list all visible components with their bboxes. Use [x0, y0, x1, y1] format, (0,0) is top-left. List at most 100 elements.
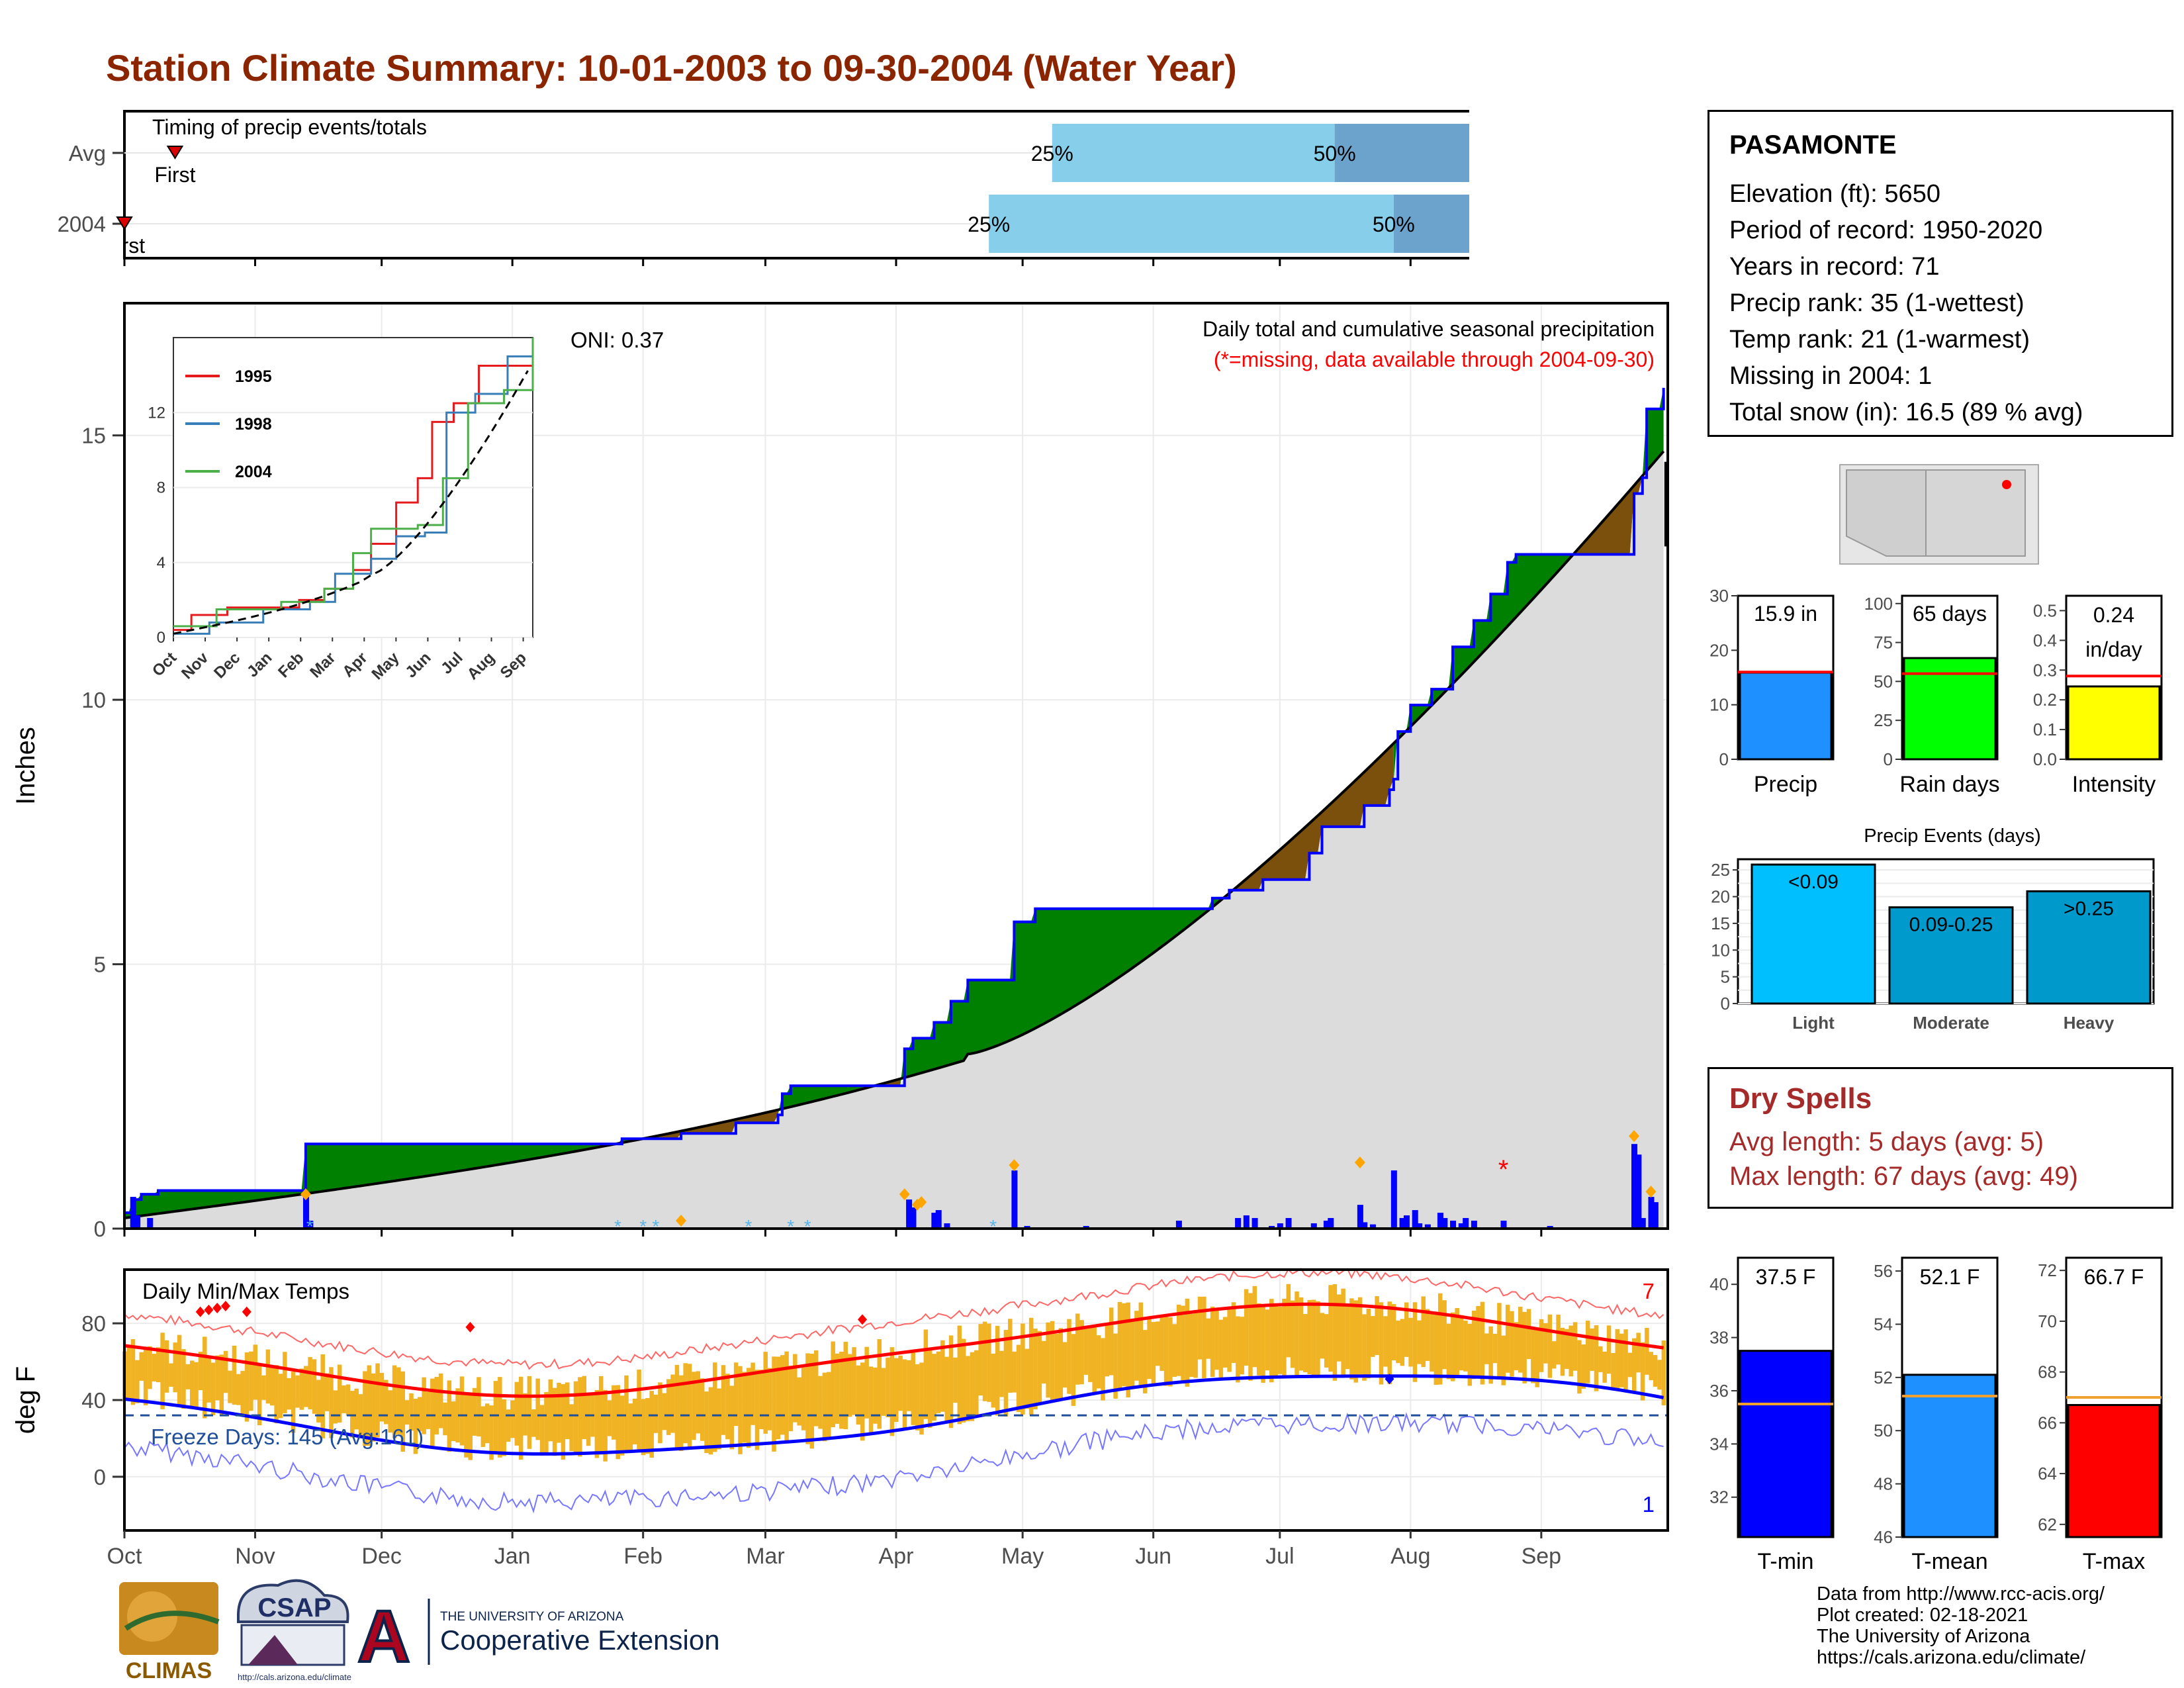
daily-temp-bar [1480, 1301, 1485, 1385]
events-tick-label: 15 [1711, 914, 1730, 933]
first-marker [116, 216, 133, 230]
precip-normal-area [124, 451, 1664, 1229]
tbar-tick-label: 46 [1874, 1527, 1893, 1547]
daily-temp-bar [797, 1377, 801, 1426]
daily-temp-bar [206, 1356, 211, 1403]
daily-temp-bar [1197, 1296, 1203, 1360]
events-tick-label: 25 [1711, 860, 1730, 880]
daily-temp-bar [333, 1390, 338, 1424]
daily-temp-bar [1101, 1338, 1105, 1401]
daily-temp-bar [1332, 1284, 1338, 1381]
tbar-tick-label: 52 [1874, 1368, 1893, 1387]
daily-precip-bar [1357, 1205, 1363, 1229]
daily-precip-bar [1500, 1221, 1507, 1229]
precip-below-normal-area [1570, 475, 1643, 557]
daily-temp-bar [1269, 1299, 1274, 1383]
daily-temp-bar [1130, 1319, 1135, 1387]
daily-temp-bar [375, 1363, 380, 1438]
inset-series-line [173, 338, 534, 635]
daily-temp-bar [683, 1363, 688, 1444]
timing-bar-25-50 [989, 195, 1394, 253]
daily-precip-bar [1441, 1218, 1448, 1229]
events-bar-label: <0.09 [1788, 871, 1839, 893]
daily-temp-bar [1366, 1309, 1371, 1379]
month-label: Nov [235, 1544, 275, 1569]
first-marker [166, 146, 184, 160]
daily-temp-bar [692, 1372, 696, 1440]
summary-tick-label: 0.1 [2033, 720, 2057, 739]
daily-temp-bar [523, 1393, 527, 1436]
daily-temp-bar [438, 1373, 443, 1429]
daily-temp-bar [696, 1371, 701, 1434]
daily-temp-bar [805, 1353, 810, 1444]
daily-precip-bar [1635, 1154, 1642, 1229]
daily-temp-bar [210, 1362, 216, 1415]
daily-temp-bar [126, 1347, 131, 1401]
daily-temp-bar [1067, 1319, 1071, 1394]
daily-temp-bar [1484, 1333, 1489, 1364]
credit-url: https://cals.arizona.edu/climate/ [1817, 1647, 2086, 1668]
daily-temp-bar [1248, 1293, 1253, 1381]
record-high-marker [465, 1321, 475, 1333]
daily-temp-bar [999, 1350, 1004, 1397]
csap-mountain-icon [248, 1635, 298, 1665]
daily-temp-bar [1510, 1311, 1514, 1377]
daily-temp-bar [978, 1324, 983, 1396]
daily-temp-bar [713, 1362, 717, 1452]
daily-temp-bar [1451, 1312, 1455, 1382]
daily-temp-bar [198, 1352, 203, 1391]
daily-temp-bar [1619, 1333, 1624, 1387]
daily-temp-bar [1075, 1313, 1080, 1385]
timing-clipped-labels: FirstLast [104, 234, 145, 258]
daily-temp-bar [143, 1346, 148, 1405]
daily-temp-bar [1640, 1342, 1645, 1401]
daily-temp-bar [1653, 1354, 1658, 1387]
daily-temp-bar [283, 1352, 287, 1413]
summary-tick-label: 20 [1709, 640, 1729, 660]
daily-temp-bar [818, 1376, 823, 1429]
dry-spells-max: Max length: 67 days (avg: 49) [1729, 1162, 2078, 1191]
daily-temp-bar [751, 1362, 755, 1425]
dry-spells-avg: Avg length: 5 days (avg: 5) [1729, 1127, 2044, 1156]
daily-temp-bar [1345, 1305, 1350, 1370]
daily-temp-bar [1320, 1313, 1325, 1359]
daily-temp-bar [860, 1362, 865, 1441]
daily-temp-bar [324, 1373, 330, 1411]
daily-temp-bar [316, 1380, 321, 1423]
daily-temp-bar [274, 1365, 279, 1424]
daily-precip-bar [1458, 1223, 1465, 1229]
precip-ytick-label: 0 [94, 1217, 106, 1241]
month-label: Mar [746, 1544, 785, 1569]
daily-temp-bar [615, 1385, 620, 1460]
daily-temp-bar [738, 1366, 743, 1454]
daily-temp-bar [1261, 1305, 1265, 1383]
daily-temp-bar [1565, 1329, 1569, 1369]
record-precip-marker [300, 1188, 311, 1201]
daily-temp-bar [1092, 1325, 1097, 1392]
tbar-label: T-max [2083, 1549, 2145, 1574]
daily-temp-bar [674, 1364, 680, 1451]
daily-temp-bar [345, 1384, 351, 1416]
daily-temp-bar [970, 1352, 975, 1421]
daily-temp-bar [932, 1354, 936, 1421]
daily-precip-bar [1235, 1218, 1242, 1229]
daily-temp-bar [468, 1393, 473, 1460]
daily-temp-bar [1602, 1351, 1607, 1383]
tbar-tick-label: 32 [1709, 1487, 1729, 1507]
timing-row-label: Avg [69, 141, 106, 165]
daily-precip-bar [1277, 1223, 1283, 1229]
daily-precip-bar [1175, 1221, 1182, 1229]
daily-temp-bar [514, 1382, 520, 1446]
daily-temp-bar [164, 1340, 169, 1393]
daily-temp-bar [961, 1338, 966, 1423]
daily-temp-bar [569, 1404, 574, 1452]
daily-temp-bar [561, 1383, 566, 1460]
daily-temp-bar [679, 1375, 684, 1451]
temp-ylabel: deg F [11, 1366, 40, 1434]
station-elevation: Elevation (ft): 5650 [1729, 180, 1940, 208]
oni-label: ONI: 0.37 [570, 328, 664, 352]
daily-temp-bar [181, 1349, 186, 1409]
daily-temp-bar [341, 1385, 346, 1413]
daily-temp-bar [1408, 1317, 1413, 1367]
first-label: First [104, 234, 145, 258]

※

→ INSTRUCTION
Please output all of the lines above verbatim, leaving out the pictures.

→ SOLUTION TO THIS TASK
list all visible components with their bboxes. Use [x0, y0, x1, y1] format, (0,0) is top-left. List at most 100 elements.
daily-temp-bar [1480, 1301, 1485, 1385]
events-tick-label: 15 [1711, 914, 1730, 933]
first-marker [116, 216, 133, 230]
precip-normal-area [124, 451, 1664, 1229]
tbar-tick-label: 46 [1874, 1527, 1893, 1547]
daily-temp-bar [797, 1377, 801, 1426]
daily-temp-bar [206, 1356, 211, 1403]
daily-temp-bar [1197, 1296, 1203, 1360]
events-tick-label: 25 [1711, 860, 1730, 880]
daily-temp-bar [333, 1390, 338, 1424]
daily-temp-bar [1101, 1338, 1105, 1401]
daily-temp-bar [1332, 1284, 1338, 1381]
tbar-tick-label: 52 [1874, 1368, 1893, 1387]
daily-precip-bar [1357, 1205, 1363, 1229]
daily-precip-bar [1500, 1221, 1507, 1229]
precip-below-normal-area [1570, 475, 1643, 557]
daily-temp-bar [1269, 1299, 1274, 1383]
daily-temp-bar [1130, 1319, 1135, 1387]
daily-temp-bar [375, 1363, 380, 1438]
inset-series-line [173, 338, 534, 635]
daily-temp-bar [683, 1363, 688, 1444]
timing-bar-25-50 [989, 195, 1394, 253]
daily-precip-bar [1441, 1218, 1448, 1229]
events-bar-label: <0.09 [1788, 871, 1839, 893]
daily-temp-bar [1366, 1309, 1371, 1379]
month-label: Nov [235, 1544, 275, 1569]
first-marker [166, 146, 184, 160]
daily-temp-bar [692, 1372, 696, 1440]
summary-tick-label: 0.1 [2033, 720, 2057, 739]
daily-temp-bar [523, 1393, 527, 1436]
daily-temp-bar [438, 1373, 443, 1429]
daily-temp-bar [696, 1371, 701, 1434]
daily-temp-bar [805, 1353, 810, 1444]
daily-precip-bar [1635, 1154, 1642, 1229]
daily-temp-bar [210, 1362, 216, 1415]
daily-temp-bar [126, 1347, 131, 1401]
daily-temp-bar [1067, 1319, 1071, 1394]
daily-temp-bar [1484, 1333, 1489, 1364]
credit-url: https://cals.arizona.edu/climate/ [1817, 1647, 2086, 1668]
daily-temp-bar [1248, 1293, 1253, 1381]
record-high-marker [465, 1321, 475, 1333]
daily-temp-bar [999, 1350, 1004, 1397]
csap-mountain-icon [248, 1635, 298, 1665]
daily-temp-bar [1510, 1311, 1514, 1377]
daily-temp-bar [978, 1324, 983, 1396]
daily-temp-bar [713, 1362, 717, 1452]
daily-temp-bar [1451, 1312, 1455, 1382]
daily-temp-bar [198, 1352, 203, 1391]
daily-temp-bar [1619, 1333, 1624, 1387]
daily-temp-bar [1075, 1313, 1080, 1385]
timing-clipped-labels: FirstLast [104, 234, 145, 258]
daily-temp-bar [143, 1346, 148, 1405]
daily-temp-bar [1640, 1342, 1645, 1401]
daily-temp-bar [1653, 1354, 1658, 1387]
daily-temp-bar [283, 1352, 287, 1413]
summary-tick-label: 20 [1709, 640, 1729, 660]
daily-temp-bar [818, 1376, 823, 1429]
dry-spells-max: Max length: 67 days (avg: 49) [1729, 1162, 2078, 1191]
daily-temp-bar [751, 1362, 755, 1425]
dry-spells-avg: Avg length: 5 days (avg: 5) [1729, 1127, 2044, 1156]
daily-temp-bar [1345, 1305, 1350, 1370]
daily-temp-bar [1320, 1313, 1325, 1359]
daily-temp-bar [860, 1362, 865, 1441]
daily-temp-bar [324, 1373, 330, 1411]
daily-temp-bar [316, 1380, 321, 1423]
daily-temp-bar [274, 1365, 279, 1424]
daily-precip-bar [1458, 1223, 1465, 1229]
precip-ytick-label: 0 [94, 1217, 106, 1241]
month-label: Mar [746, 1544, 785, 1569]
daily-temp-bar [615, 1385, 620, 1460]
daily-temp-bar [738, 1366, 743, 1454]
daily-temp-bar [1261, 1305, 1265, 1383]
daily-temp-bar [1565, 1329, 1569, 1369]
record-precip-marker [300, 1188, 311, 1201]
daily-temp-bar [1092, 1325, 1097, 1392]
tbar-label: T-max [2083, 1549, 2145, 1574]
daily-temp-bar [674, 1364, 680, 1451]
daily-temp-bar [345, 1384, 351, 1416]
daily-temp-bar [970, 1352, 975, 1421]
daily-temp-bar [932, 1354, 936, 1421]
daily-precip-bar [1235, 1218, 1242, 1229]
daily-temp-bar [468, 1393, 473, 1460]
daily-temp-bar [1602, 1351, 1607, 1383]
tbar-tick-label: 32 [1709, 1487, 1729, 1507]
timing-row-label: Avg [69, 141, 106, 165]
daily-precip-bar [1277, 1223, 1283, 1229]
daily-precip-bar [1175, 1221, 1182, 1229]
daily-temp-bar [514, 1382, 520, 1446]
daily-temp-bar [164, 1340, 169, 1393]
daily-temp-bar [961, 1338, 966, 1423]
daily-temp-bar [569, 1404, 574, 1452]
daily-temp-bar [561, 1383, 566, 1460]
daily-temp-bar [679, 1375, 684, 1451]
temp-ylabel: deg F [11, 1366, 40, 1434]
station-elevation: Elevation (ft): 5650 [1729, 180, 1940, 208]
oni-label: ONI: 0.37 [570, 328, 664, 352]
daily-temp-bar [181, 1349, 186, 1409]
daily-temp-bar [341, 1385, 346, 1413]
daily-temp-bar [1408, 1317, 1413, 1367]
first-label: First [104, 234, 145, 258]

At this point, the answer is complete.